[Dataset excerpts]
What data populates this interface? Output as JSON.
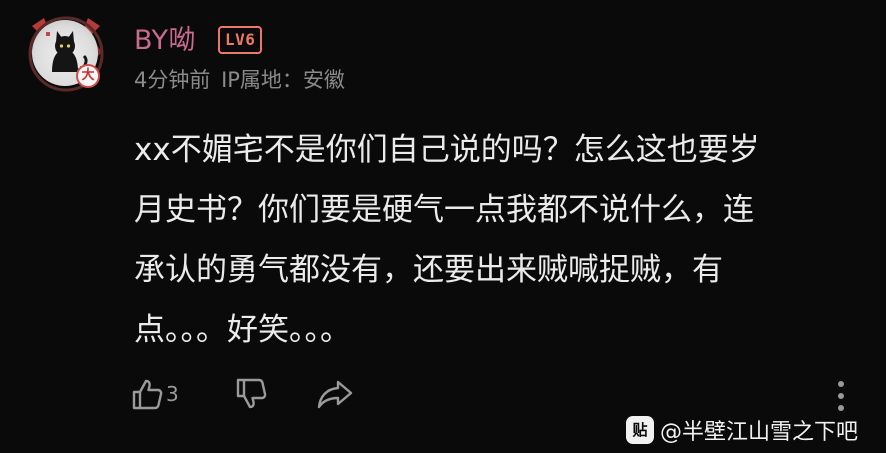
{
  "comment": {
    "author": {
      "username": "BY呦",
      "level": "LV6",
      "avatar_badge": "大"
    },
    "meta": {
      "time_ago": "4分钟前",
      "ip_location": "IP属地：安徽"
    },
    "text_lines": [
      "xx不媚宅不是你们自己说的吗？怎么这也要岁",
      "月史书？你们要是硬气一点我都不说什么，连",
      "承认的勇气都没有，还要出来贼喊捉贼，有",
      "点。。。好笑。。。"
    ],
    "actions": {
      "like_icon": "thumbs-up-icon",
      "like_count": "3",
      "dislike_icon": "thumbs-down-icon",
      "share_icon": "share-arrow-icon",
      "more_icon": "vertical-dots-icon"
    }
  },
  "watermark": {
    "logo_text": "贴",
    "text": "@半壁江山雪之下吧"
  },
  "colors": {
    "background": "#0a0a0a",
    "username": "#c96a8e",
    "level_badge": "#ec7a63",
    "meta_text": "#8a8a8a",
    "body_text": "#ebebeb",
    "icon": "#9a9a9a"
  }
}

» **PROBLEM TO SOLVE**
All of the material above is to be copied exactly, except for its images.

» **COMPLETE RESPONSE**
What data populates this interface? Output as JSON.
{
  "comment": {
    "author": {
      "username": "BY呦",
      "level": "LV6",
      "avatar_badge": "大"
    },
    "meta": {
      "time_ago": "4分钟前",
      "ip_location": "IP属地：安徽"
    },
    "text_lines": [
      "xx不媚宅不是你们自己说的吗？怎么这也要岁",
      "月史书？你们要是硬气一点我都不说什么，连",
      "承认的勇气都没有，还要出来贼喊捉贼，有",
      "点。。。好笑。。。"
    ],
    "actions": {
      "like_icon": "thumbs-up-icon",
      "like_count": "3",
      "dislike_icon": "thumbs-down-icon",
      "share_icon": "share-arrow-icon",
      "more_icon": "vertical-dots-icon"
    }
  },
  "watermark": {
    "logo_text": "贴",
    "text": "@半壁江山雪之下吧"
  },
  "colors": {
    "background": "#0a0a0a",
    "username": "#c96a8e",
    "level_badge": "#ec7a63",
    "meta_text": "#8a8a8a",
    "body_text": "#ebebeb",
    "icon": "#9a9a9a"
  }
}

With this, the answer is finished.